*Written exercise*
Reproduce all of the data word for word.

===

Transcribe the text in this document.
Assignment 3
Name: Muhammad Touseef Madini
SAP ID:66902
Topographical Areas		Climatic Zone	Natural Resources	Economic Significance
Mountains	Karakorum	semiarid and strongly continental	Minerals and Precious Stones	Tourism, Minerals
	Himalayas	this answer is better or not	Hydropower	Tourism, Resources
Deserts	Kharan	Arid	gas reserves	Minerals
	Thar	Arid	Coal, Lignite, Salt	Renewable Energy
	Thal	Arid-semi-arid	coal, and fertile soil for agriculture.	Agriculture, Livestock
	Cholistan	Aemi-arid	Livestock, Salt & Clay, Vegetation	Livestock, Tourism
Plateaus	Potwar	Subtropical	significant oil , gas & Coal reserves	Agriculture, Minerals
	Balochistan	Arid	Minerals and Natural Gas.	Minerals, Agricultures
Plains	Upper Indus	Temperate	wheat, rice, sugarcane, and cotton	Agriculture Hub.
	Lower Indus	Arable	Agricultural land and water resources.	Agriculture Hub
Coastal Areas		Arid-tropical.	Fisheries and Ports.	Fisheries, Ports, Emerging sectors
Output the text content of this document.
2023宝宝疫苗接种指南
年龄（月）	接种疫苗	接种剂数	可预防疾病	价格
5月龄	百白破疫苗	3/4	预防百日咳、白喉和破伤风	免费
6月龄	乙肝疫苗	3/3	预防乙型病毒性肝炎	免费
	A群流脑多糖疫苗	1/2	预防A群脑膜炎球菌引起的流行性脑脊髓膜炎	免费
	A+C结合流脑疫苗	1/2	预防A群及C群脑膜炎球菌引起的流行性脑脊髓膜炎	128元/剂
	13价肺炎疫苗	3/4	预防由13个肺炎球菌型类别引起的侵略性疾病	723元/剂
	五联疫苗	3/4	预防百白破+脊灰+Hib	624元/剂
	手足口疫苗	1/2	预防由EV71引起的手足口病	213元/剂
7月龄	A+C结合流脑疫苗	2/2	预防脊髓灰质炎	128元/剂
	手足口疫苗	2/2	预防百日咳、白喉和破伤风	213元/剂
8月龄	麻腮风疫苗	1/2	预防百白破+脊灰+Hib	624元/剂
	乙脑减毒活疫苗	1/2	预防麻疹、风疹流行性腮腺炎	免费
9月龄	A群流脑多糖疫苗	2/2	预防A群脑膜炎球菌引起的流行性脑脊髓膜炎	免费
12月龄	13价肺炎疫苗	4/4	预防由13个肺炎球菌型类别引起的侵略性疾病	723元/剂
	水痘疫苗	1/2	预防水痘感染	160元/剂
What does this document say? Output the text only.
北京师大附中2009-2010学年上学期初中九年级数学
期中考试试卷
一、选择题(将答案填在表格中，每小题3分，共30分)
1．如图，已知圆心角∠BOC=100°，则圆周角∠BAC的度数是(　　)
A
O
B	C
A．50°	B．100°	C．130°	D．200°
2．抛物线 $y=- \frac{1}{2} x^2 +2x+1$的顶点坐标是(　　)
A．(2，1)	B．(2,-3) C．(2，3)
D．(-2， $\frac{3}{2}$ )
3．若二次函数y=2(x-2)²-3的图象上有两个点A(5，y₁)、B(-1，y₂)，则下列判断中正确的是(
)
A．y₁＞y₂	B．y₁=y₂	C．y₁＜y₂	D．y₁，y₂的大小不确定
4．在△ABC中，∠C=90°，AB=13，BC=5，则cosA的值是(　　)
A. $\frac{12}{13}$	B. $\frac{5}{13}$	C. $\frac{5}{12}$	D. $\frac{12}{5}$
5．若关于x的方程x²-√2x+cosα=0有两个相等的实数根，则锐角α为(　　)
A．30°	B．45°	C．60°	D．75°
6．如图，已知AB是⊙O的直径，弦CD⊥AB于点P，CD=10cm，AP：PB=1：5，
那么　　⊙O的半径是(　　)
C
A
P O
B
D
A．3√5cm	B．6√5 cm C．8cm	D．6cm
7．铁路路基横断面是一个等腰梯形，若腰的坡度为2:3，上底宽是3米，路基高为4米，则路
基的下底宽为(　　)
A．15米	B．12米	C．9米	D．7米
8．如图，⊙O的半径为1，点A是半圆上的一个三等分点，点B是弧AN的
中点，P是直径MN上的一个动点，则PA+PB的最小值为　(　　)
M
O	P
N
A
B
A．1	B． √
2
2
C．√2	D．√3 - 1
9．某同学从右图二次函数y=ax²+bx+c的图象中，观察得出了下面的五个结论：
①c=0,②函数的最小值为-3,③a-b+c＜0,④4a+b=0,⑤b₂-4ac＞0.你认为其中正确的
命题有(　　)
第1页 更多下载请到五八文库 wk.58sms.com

===

*Output for this exercise*
Transcribe the text in this document.
Assignment 3
Name: Muhammad Touseef Madini
SAP ID:66902
Topographical Areas		Climatic Zone	Natural Resources	Economic Significance
Mountains	Karakorum	semiarid and strongly continental	Minerals and Precious Stones	Tourism, Minerals
	Himalayas	this answer is better or not	Hydropower	Tourism, Resources
Deserts	Kharan	Arid	gas reserves	Minerals
	Thar	Arid	Coal, Lignite, Salt	Renewable Energy
	Thal	Arid-semi-arid	coal, and fertile soil for agriculture.	Agriculture, Livestock
	Cholistan	Aemi-arid	Livestock, Salt & Clay, Vegetation	Livestock, Tourism
Plateaus	Potwar	Subtropical	significant oil , gas & Coal reserves	Agriculture, Minerals
	Balochistan	Arid	Minerals and Natural Gas.	Minerals, Agricultures
Plains	Upper Indus	Temperate	wheat, rice, sugarcane, and cotton	Agriculture Hub.
	Lower Indus	Arable	Agricultural land and water resources.	Agriculture Hub
Coastal Areas		Arid-tropical.	Fisheries and Ports.	Fisheries, Ports, Emerging sectors
Output the text content of this document.
2023宝宝疫苗接种指南
年龄（月）	接种疫苗	接种剂数	可预防疾病	价格
5月龄	百白破疫苗	3/4	预防百日咳、白喉和破伤风	免费
6月龄	乙肝疫苗	3/3	预防乙型病毒性肝炎	免费
	A群流脑多糖疫苗	1/2	预防A群脑膜炎球菌引起的流行性脑脊髓膜炎	免费
	A+C结合流脑疫苗	1/2	预防A群及C群脑膜炎球菌引起的流行性脑脊髓膜炎	128元/剂
	13价肺炎疫苗	3/4	预防由13个肺炎球菌型类别引起的侵略性疾病	723元/剂
	五联疫苗	3/4	预防百白破+脊灰+Hib	624元/剂
	手足口疫苗	1/2	预防由EV71引起的手足口病	213元/剂
7月龄	A+C结合流脑疫苗	2/2	预防脊髓灰质炎	128元/剂
	手足口疫苗	2/2	预防百日咳、白喉和破伤风	213元/剂
8月龄	麻腮风疫苗	1/2	预防百白破+脊灰+Hib	624元/剂
	乙脑减毒活疫苗	1/2	预防麻疹、风疹流行性腮腺炎	免费
9月龄	A群流脑多糖疫苗	2/2	预防A群脑膜炎球菌引起的流行性脑脊髓膜炎	免费
12月龄	13价肺炎疫苗	4/4	预防由13个肺炎球菌型类别引起的侵略性疾病	723元/剂
	水痘疫苗	1/2	预防水痘感染	160元/剂
What does this document say? Output the text only.
北京师大附中2009-2010学年上学期初中九年级数学
期中考试试卷
一、选择题(将答案填在表格中，每小题3分，共30分)
1．如图，已知圆心角∠BOC=100°，则圆周角∠BAC的度数是(　　)
A
O
B	C
A．50°	B．100°	C．130°	D．200°
2．抛物线 $y=- \frac{1}{2} x^2 +2x+1$的顶点坐标是(　　)
A．(2，1)	B．(2,-3) C．(2，3)
D．(-2， $\frac{3}{2}$ )
3．若二次函数y=2(x-2)²-3的图象上有两个点A(5，y₁)、B(-1，y₂)，则下列判断中正确的是(
)
A．y₁＞y₂	B．y₁=y₂	C．y₁＜y₂	D．y₁，y₂的大小不确定
4．在△ABC中，∠C=90°，AB=13，BC=5，则cosA的值是(　　)
A. $\frac{12}{13}$	B. $\frac{5}{13}$	C. $\frac{5}{12}$	D. $\frac{12}{5}$
5．若关于x的方程x²-√2x+cosα=0有两个相等的实数根，则锐角α为(　　)
A．30°	B．45°	C．60°	D．75°
6．如图，已知AB是⊙O的直径，弦CD⊥AB于点P，CD=10cm，AP：PB=1：5，
那么　　⊙O的半径是(　　)
C
A
P O
B
D
A．3√5cm	B．6√5 cm C．8cm	D．6cm
7．铁路路基横断面是一个等腰梯形，若腰的坡度为2:3，上底宽是3米，路基高为4米，则路
基的下底宽为(　　)
A．15米	B．12米	C．9米	D．7米
8．如图，⊙O的半径为1，点A是半圆上的一个三等分点，点B是弧AN的
中点，P是直径MN上的一个动点，则PA+PB的最小值为　(　　)
M
O	P
N
A
B
A．1	B． √
2
2
C．√2	D．√3 - 1
9．某同学从右图二次函数y=ax²+bx+c的图象中，观察得出了下面的五个结论：
①c=0,②函数的最小值为-3,③a-b+c＜0,④4a+b=0,⑤b₂-4ac＞0.你认为其中正确的
命题有(　　)
第1页 更多下载请到五八文库 wk.58sms.com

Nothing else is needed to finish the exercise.